DATASET CONTENT ->
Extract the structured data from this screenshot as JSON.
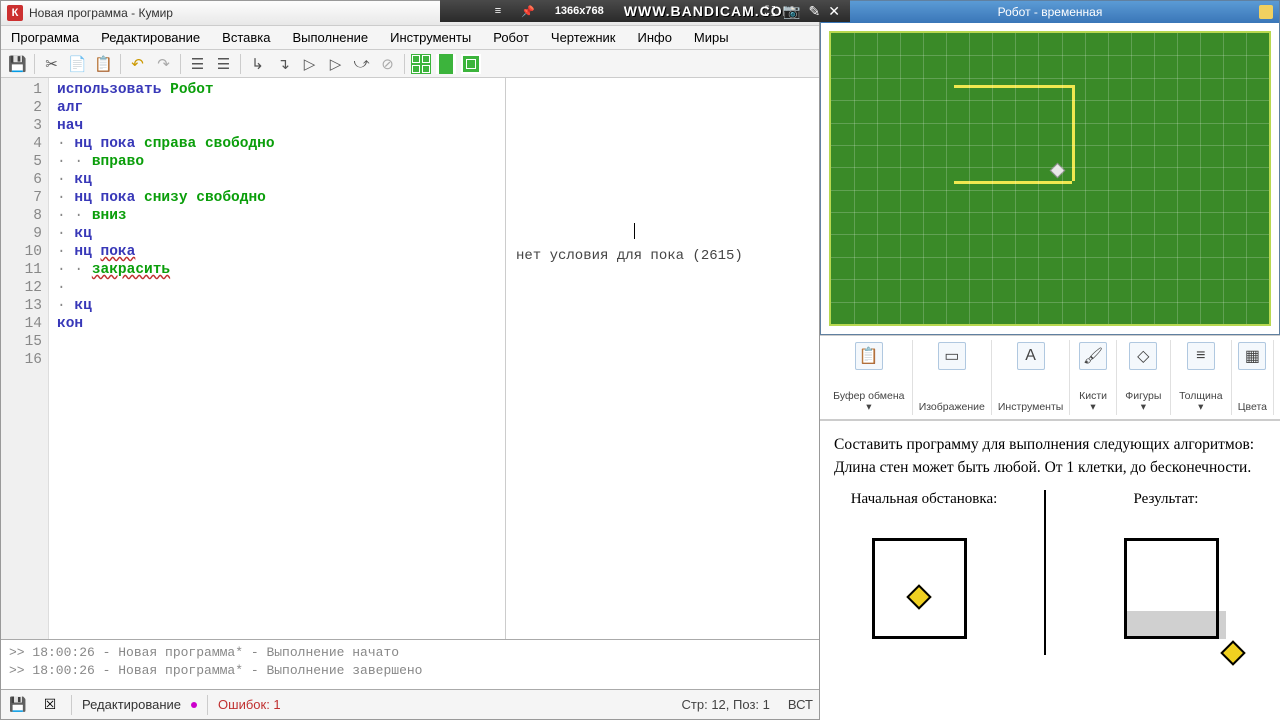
{
  "bandicam": {
    "resolution": "1366x768",
    "logo": "WWW.BANDICAM.COM"
  },
  "kumir": {
    "title": "Новая программа - Кумир",
    "menu": [
      "Программа",
      "Редактирование",
      "Вставка",
      "Выполнение",
      "Инструменты",
      "Робот",
      "Чертежник",
      "Инфо",
      "Миры"
    ],
    "code_lines": [
      {
        "n": 1,
        "parts": [
          {
            "t": "использовать ",
            "c": "kw-blue"
          },
          {
            "t": "Робот",
            "c": "kw-green"
          }
        ]
      },
      {
        "n": 2,
        "parts": [
          {
            "t": "алг",
            "c": "kw-blue"
          }
        ]
      },
      {
        "n": 3,
        "parts": [
          {
            "t": "нач",
            "c": "kw-blue"
          }
        ]
      },
      {
        "n": 4,
        "parts": [
          {
            "t": "· ",
            "c": "bullet"
          },
          {
            "t": "нц пока ",
            "c": "kw-blue"
          },
          {
            "t": "справа свободно",
            "c": "kw-green"
          }
        ]
      },
      {
        "n": 5,
        "parts": [
          {
            "t": "· · ",
            "c": "bullet"
          },
          {
            "t": "вправо",
            "c": "kw-green"
          }
        ]
      },
      {
        "n": 6,
        "parts": [
          {
            "t": "· ",
            "c": "bullet"
          },
          {
            "t": "кц",
            "c": "kw-blue"
          }
        ]
      },
      {
        "n": 7,
        "parts": [
          {
            "t": "· ",
            "c": "bullet"
          },
          {
            "t": "нц пока ",
            "c": "kw-blue"
          },
          {
            "t": "снизу свободно",
            "c": "kw-green"
          }
        ]
      },
      {
        "n": 8,
        "parts": [
          {
            "t": "· · ",
            "c": "bullet"
          },
          {
            "t": "вниз",
            "c": "kw-green"
          }
        ]
      },
      {
        "n": 9,
        "parts": [
          {
            "t": "· ",
            "c": "bullet"
          },
          {
            "t": "кц",
            "c": "kw-blue"
          }
        ]
      },
      {
        "n": 10,
        "parts": [
          {
            "t": "· ",
            "c": "bullet"
          },
          {
            "t": "нц ",
            "c": "kw-blue"
          },
          {
            "t": "пока",
            "c": "kw-blue err"
          }
        ]
      },
      {
        "n": 11,
        "parts": [
          {
            "t": "· · ",
            "c": "bullet"
          },
          {
            "t": "закрасить",
            "c": "kw-green err"
          }
        ]
      },
      {
        "n": 12,
        "parts": [
          {
            "t": "· ",
            "c": "bullet"
          }
        ]
      },
      {
        "n": 13,
        "parts": [
          {
            "t": "· ",
            "c": "bullet"
          },
          {
            "t": "кц",
            "c": "kw-blue"
          }
        ]
      },
      {
        "n": 14,
        "parts": [
          {
            "t": "кон",
            "c": "kw-blue"
          }
        ]
      },
      {
        "n": 15,
        "parts": []
      },
      {
        "n": 16,
        "parts": []
      }
    ],
    "output_msg": "нет условия для пока  (2615)",
    "console": [
      ">> 18:00:26 - Новая программа* - Выполнение начато",
      ">> 18:00:26 - Новая программа* - Выполнение завершено"
    ],
    "status": {
      "mode": "Редактирование",
      "errors": "Ошибок: 1",
      "pos": "Стр: 12, Поз: 1",
      "ovr": "ВСТ"
    }
  },
  "robot_win": {
    "title": "Робот - временная"
  },
  "paint": {
    "groups": [
      {
        "label": "Буфер\nобмена ▾",
        "icon": "📋"
      },
      {
        "label": "Изображение",
        "icon": "▭"
      },
      {
        "label": "Инструменты",
        "icon": "A"
      },
      {
        "label": "Кисти\n▾",
        "icon": "🖌"
      },
      {
        "label": "Фигуры\n▾",
        "icon": "◇"
      },
      {
        "label": "Толщина\n▾",
        "icon": "≡"
      },
      {
        "label": "Цвета",
        "icon": "▦"
      }
    ]
  },
  "task": {
    "line1": "Составить программу для выполнения следующих алгоритмов:",
    "line2": "Длина стен может быть любой. От 1 клетки, до бесконечности.",
    "fig1_label": "Начальная обстановка:",
    "fig2_label": "Результат:"
  }
}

WHAT IS BEING ASKED -> Identify the lines of the data that contain the word "пока". Copy each of them.

RESPONSE ->
            "t": "нц пока ",
            "t": "нц пока ",
            "t": "пока",
    "output_msg": "нет условия для пока  (2615)",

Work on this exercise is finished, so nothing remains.